START

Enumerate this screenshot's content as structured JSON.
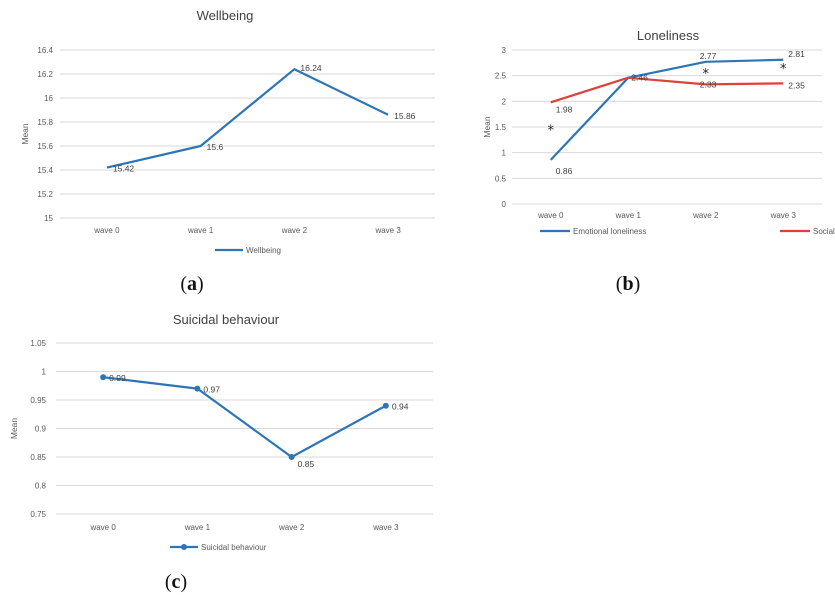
{
  "chart_data": [
    {
      "id": "a",
      "type": "line",
      "title": "Wellbeing",
      "ylabel": "Mean",
      "categories": [
        "wave 0",
        "wave 1",
        "wave 2",
        "wave 3"
      ],
      "ylim": [
        15,
        16.4
      ],
      "yticks": [
        "15",
        "15.2",
        "15.4",
        "15.6",
        "15.8",
        "16",
        "16.2",
        "16.4"
      ],
      "series": [
        {
          "name": "Wellbeing",
          "values": [
            15.42,
            15.6,
            16.24,
            15.86
          ],
          "labels": [
            "15.42",
            "15.6",
            "16.24",
            "15.86"
          ],
          "color": "#2e75b6",
          "markers": false
        }
      ],
      "legend": "bottom",
      "grid": true,
      "panel_label": "a"
    },
    {
      "id": "b",
      "type": "line",
      "title": "Loneliness",
      "ylabel": "Mean",
      "categories": [
        "wave 0",
        "wave 1",
        "wave 2",
        "wave 3"
      ],
      "ylim": [
        0,
        3
      ],
      "yticks": [
        "0",
        "0.5",
        "1",
        "1.5",
        "2",
        "2.5",
        "3"
      ],
      "series": [
        {
          "name": "Emotional loneliness",
          "values": [
            0.86,
            2.46,
            2.77,
            2.81
          ],
          "labels": [
            "0.86",
            "",
            "2.77",
            "2.81"
          ],
          "color": "#2e75b6",
          "markers": false
        },
        {
          "name": "Social loneliness",
          "values": [
            1.98,
            2.46,
            2.33,
            2.35
          ],
          "labels": [
            "1.98",
            "2.46",
            "2.33",
            "2.35"
          ],
          "color": "#e0403a",
          "markers": false
        }
      ],
      "annotations": [
        {
          "text": "*",
          "category": "wave 0",
          "y": 1.45
        },
        {
          "text": "*",
          "category": "wave 2",
          "y": 2.55
        },
        {
          "text": "*",
          "category": "wave 3",
          "y": 2.65
        }
      ],
      "legend": "bottom",
      "grid": true,
      "panel_label": "b"
    },
    {
      "id": "c",
      "type": "line",
      "title": "Suicidal behaviour",
      "ylabel": "Mean",
      "categories": [
        "wave 0",
        "wave 1",
        "wave 2",
        "wave 3"
      ],
      "ylim": [
        0.75,
        1.05
      ],
      "yticks": [
        "0.75",
        "0.8",
        "0.85",
        "0.9",
        "0.95",
        "1",
        "1.05"
      ],
      "series": [
        {
          "name": "Suicidal behaviour",
          "values": [
            0.99,
            0.97,
            0.85,
            0.94
          ],
          "labels": [
            "0.99",
            "0.97",
            "0.85",
            "0.94"
          ],
          "color": "#2e75b6",
          "markers": true
        }
      ],
      "legend": "bottom",
      "grid": true,
      "panel_label": "c"
    }
  ]
}
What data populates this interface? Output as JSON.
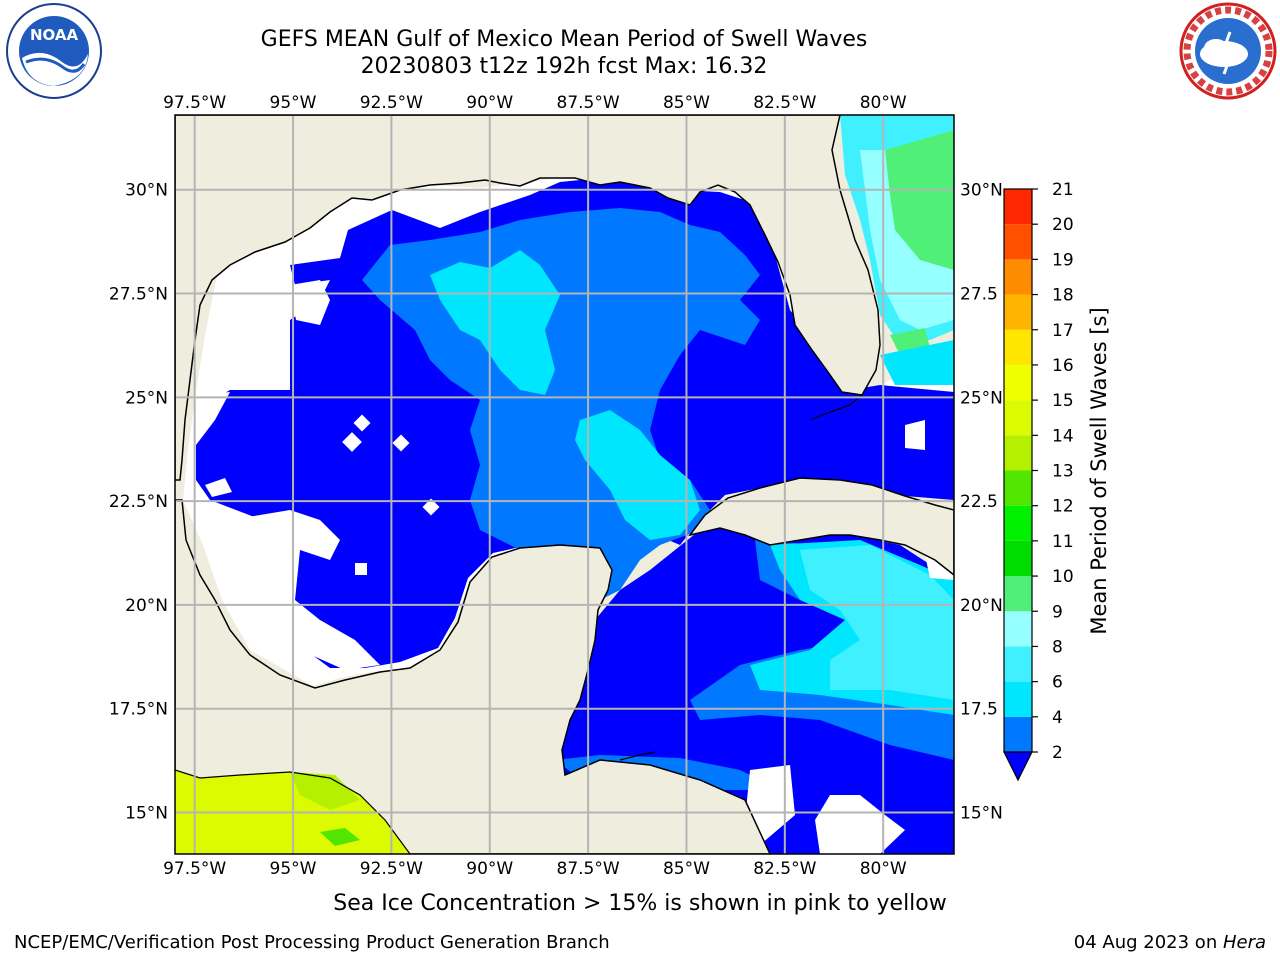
{
  "header": {
    "title_line1": "GEFS MEAN Gulf of Mexico Mean Period of Swell Waves",
    "title_line2": "20230803 t12z 192h fcst   Max: 16.32"
  },
  "logos": {
    "left": "noaa-logo",
    "right": "national-weather-service-logo"
  },
  "map": {
    "lon_labels": [
      "97.5°W",
      "95°W",
      "92.5°W",
      "90°W",
      "87.5°W",
      "85°W",
      "82.5°W",
      "80°W"
    ],
    "lon_values": [
      -97.5,
      -95,
      -92.5,
      -90,
      -87.5,
      -85,
      -82.5,
      -80
    ],
    "lat_labels": [
      "15°N",
      "17.5°N",
      "20°N",
      "22.5°N",
      "25°N",
      "27.5°N",
      "30°N"
    ],
    "lat_values": [
      15,
      17.5,
      20,
      22.5,
      25,
      27.5,
      30
    ],
    "right_lat_labels": [
      "15°N",
      "17.5",
      "20°N",
      "22.5",
      "25°N",
      "27.5",
      "30°N"
    ],
    "extent": {
      "lon": [
        -98,
        -78.2
      ],
      "lat": [
        14,
        31.8
      ]
    },
    "colors": {
      "land": "#efeede",
      "coast": "#000000",
      "grid": "#b4b4b4",
      "no_data": "#ffffff",
      "ice_field": "#dcfa00"
    }
  },
  "colorbar": {
    "label": "Mean Period of Swell Waves [s]",
    "ticks": [
      "2",
      "4",
      "6",
      "8",
      "9",
      "10",
      "11",
      "12",
      "13",
      "14",
      "15",
      "16",
      "17",
      "18",
      "19",
      "20",
      "21"
    ],
    "levels": [
      2,
      4,
      6,
      8,
      9,
      10,
      11,
      12,
      13,
      14,
      15,
      16,
      17,
      18,
      19,
      20,
      21
    ],
    "colors": [
      "#0078ff",
      "#00e6ff",
      "#40f0ff",
      "#96ffff",
      "#50f078",
      "#00dc00",
      "#00f000",
      "#50e600",
      "#b4f000",
      "#dcfa00",
      "#f0ff00",
      "#ffe600",
      "#ffb400",
      "#ff8c00",
      "#ff5000",
      "#ff2800",
      "#ff0000"
    ],
    "under_color": "#0000ff"
  },
  "caption": "Sea Ice Concentration > 15% is shown in pink to yellow",
  "footer": {
    "left": "NCEP/EMC/Verification Post Processing Product Generation Branch",
    "right_date": "04 Aug 2023 on ",
    "right_host": "Hera"
  }
}
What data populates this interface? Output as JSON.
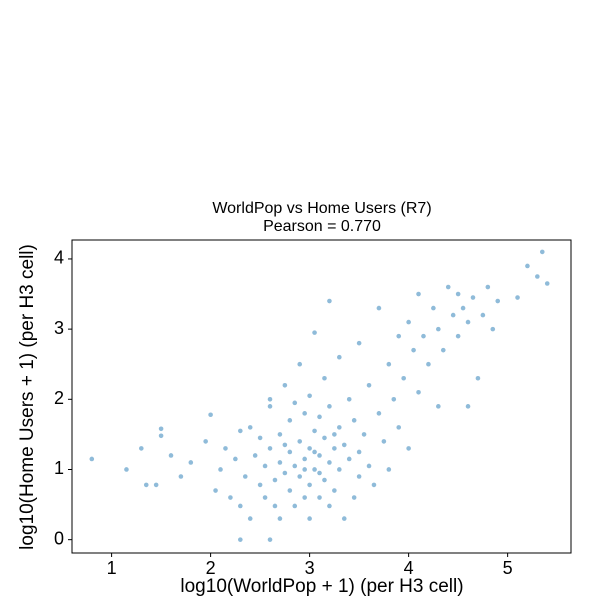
{
  "chart_data": {
    "type": "scatter",
    "title": "WorldPop vs Home Users (R7)",
    "subtitle": "Pearson = 0.770",
    "xlabel": "log10(WorldPop + 1) (per H3 cell)",
    "ylabel": "log10(Home Users + 1) (per H3 cell)",
    "color": "#1f77b4",
    "xlim": [
      0.6,
      5.64
    ],
    "ylim": [
      -0.19,
      4.27
    ],
    "xticks": [
      1,
      2,
      3,
      4,
      5
    ],
    "yticks": [
      0,
      1,
      2,
      3,
      4
    ],
    "x": [
      0.8,
      1.15,
      1.3,
      1.35,
      1.45,
      1.5,
      1.5,
      1.6,
      1.7,
      1.8,
      1.95,
      2.0,
      2.05,
      2.1,
      2.15,
      2.2,
      2.25,
      2.3,
      2.3,
      2.35,
      2.4,
      2.4,
      2.45,
      2.5,
      2.5,
      2.55,
      2.55,
      2.6,
      2.6,
      2.6,
      2.65,
      2.65,
      2.7,
      2.7,
      2.7,
      2.75,
      2.75,
      2.8,
      2.8,
      2.8,
      2.85,
      2.85,
      2.9,
      2.9,
      2.9,
      2.95,
      2.95,
      2.95,
      3.0,
      3.0,
      3.0,
      3.0,
      3.05,
      3.05,
      3.05,
      3.1,
      3.1,
      3.1,
      3.15,
      3.15,
      3.15,
      3.2,
      3.2,
      3.2,
      3.25,
      3.25,
      3.3,
      3.3,
      3.3,
      3.35,
      3.35,
      3.4,
      3.4,
      3.45,
      3.45,
      3.5,
      3.5,
      3.5,
      3.55,
      3.6,
      3.6,
      3.65,
      3.7,
      3.7,
      3.75,
      3.8,
      3.8,
      3.85,
      3.9,
      3.9,
      3.95,
      4.0,
      4.0,
      4.05,
      4.1,
      4.1,
      4.15,
      4.2,
      4.25,
      4.3,
      4.3,
      4.35,
      4.4,
      4.45,
      4.5,
      4.5,
      4.55,
      4.6,
      4.6,
      4.65,
      4.7,
      4.75,
      4.8,
      4.85,
      4.9,
      5.1,
      5.2,
      5.3,
      5.35,
      5.4,
      3.2,
      2.3,
      2.6,
      2.85,
      3.05,
      2.95,
      3.1,
      3.25,
      2.75
    ],
    "values": [
      1.15,
      1.0,
      1.3,
      0.78,
      0.78,
      1.48,
      1.58,
      1.2,
      0.9,
      1.1,
      1.4,
      1.78,
      0.7,
      1.0,
      1.3,
      0.6,
      1.15,
      0.0,
      0.48,
      0.9,
      1.6,
      0.3,
      1.2,
      0.78,
      1.45,
      0.6,
      1.05,
      0.0,
      1.9,
      1.3,
      0.48,
      0.85,
      1.1,
      1.5,
      0.3,
      2.2,
      0.95,
      1.25,
      0.7,
      1.7,
      1.05,
      0.48,
      1.4,
      0.9,
      2.5,
      1.15,
      0.6,
      1.8,
      1.3,
      0.78,
      0.3,
      2.05,
      1.0,
      1.55,
      2.95,
      1.2,
      0.6,
      1.75,
      0.85,
      1.45,
      2.3,
      1.1,
      0.48,
      1.9,
      1.3,
      0.7,
      1.6,
      1.0,
      2.6,
      0.3,
      1.35,
      1.15,
      2.0,
      0.6,
      1.7,
      1.25,
      0.9,
      2.8,
      1.5,
      2.2,
      1.05,
      0.78,
      1.8,
      3.3,
      1.4,
      2.5,
      1.0,
      2.0,
      1.6,
      2.9,
      2.3,
      1.3,
      3.1,
      2.7,
      3.5,
      2.1,
      2.9,
      2.5,
      3.3,
      1.9,
      3.0,
      2.7,
      3.6,
      3.2,
      2.9,
      3.5,
      3.3,
      1.9,
      3.1,
      3.45,
      2.3,
      3.2,
      3.6,
      3.0,
      3.4,
      3.45,
      3.9,
      3.75,
      4.1,
      3.65,
      3.4,
      1.55,
      2.0,
      1.95,
      1.25,
      1.0,
      0.95,
      1.5,
      1.35
    ]
  }
}
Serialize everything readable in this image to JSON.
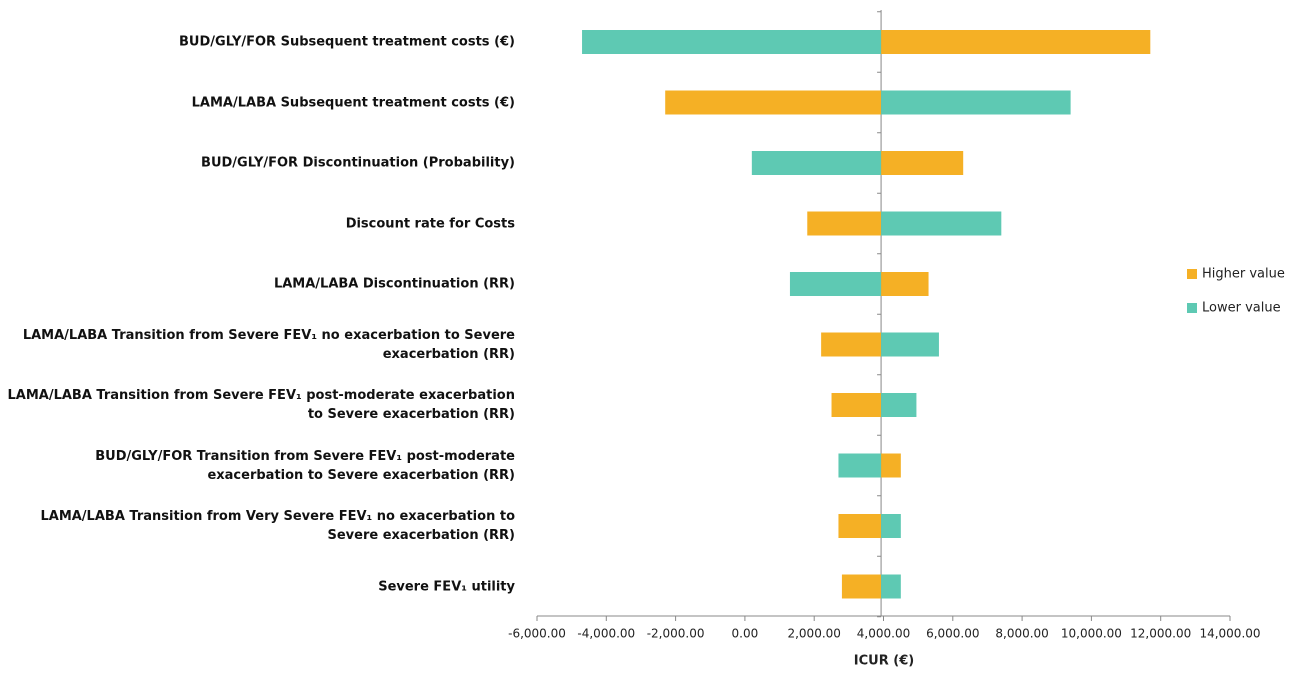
{
  "chart_data": {
    "type": "tornado",
    "x_label": "ICUR (€)",
    "categories": [
      "BUD/GLY/FOR Subsequent treatment costs (€)",
      "LAMA/LABA Subsequent treatment costs (€)",
      "BUD/GLY/FOR Discontinuation (Probability)",
      "Discount rate for Costs",
      "LAMA/LABA Discontinuation (RR)",
      "LAMA/LABA Transition from Severe FEV₁ no exacerbation to Severe exacerbation (RR)",
      "LAMA/LABA Transition from Severe FEV₁ post-moderate exacerbation to Severe exacerbation (RR)",
      "BUD/GLY/FOR  Transition from Severe FEV₁ post-moderate exacerbation to Severe exacerbation (RR)",
      "LAMA/LABA Transition from Very Severe FEV₁ no exacerbation to Severe exacerbation (RR)",
      "Severe FEV₁ utility"
    ],
    "base_value": 3930,
    "series": [
      {
        "name": "Higher value",
        "color": "#f5b025",
        "values": [
          11700,
          -2300,
          6300,
          1800,
          5300,
          2200,
          2500,
          4500,
          2700,
          2800
        ]
      },
      {
        "name": "Lower value",
        "color": "#5ec9b3",
        "values": [
          -4700,
          9400,
          200,
          7400,
          1300,
          5600,
          4950,
          2700,
          4500,
          4500
        ]
      }
    ],
    "xlim": [
      -6000,
      14000
    ],
    "xticks": [
      {
        "value": -6000,
        "label": "-6,000.00"
      },
      {
        "value": -4000,
        "label": "-4,000.00"
      },
      {
        "value": -2000,
        "label": "-2,000.00"
      },
      {
        "value": 0,
        "label": "0.00"
      },
      {
        "value": 2000,
        "label": "2,000.00"
      },
      {
        "value": 4000,
        "label": "4,000.00"
      },
      {
        "value": 6000,
        "label": "6,000.00"
      },
      {
        "value": 8000,
        "label": "8,000.00"
      },
      {
        "value": 10000,
        "label": "10,000.00"
      },
      {
        "value": 12000,
        "label": "12,000.00"
      },
      {
        "value": 14000,
        "label": "14,000.00"
      }
    ],
    "legend_position": "right"
  }
}
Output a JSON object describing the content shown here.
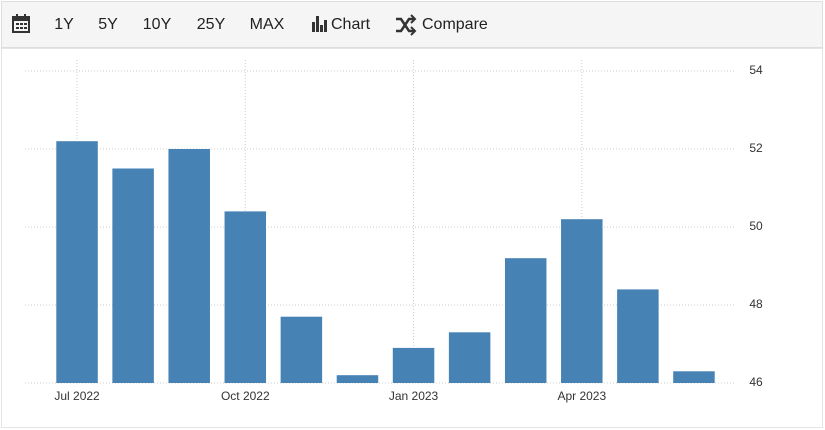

END

Collect the lines of the records that include the string "JSON".

Enumerate this screenshot's content as structured JSON.
What data populates this interface? Output as JSON.
What data populates this interface? Output as JSON.
Serialize everything readable in this image to JSON.
Output a JSON object describing the content shown here.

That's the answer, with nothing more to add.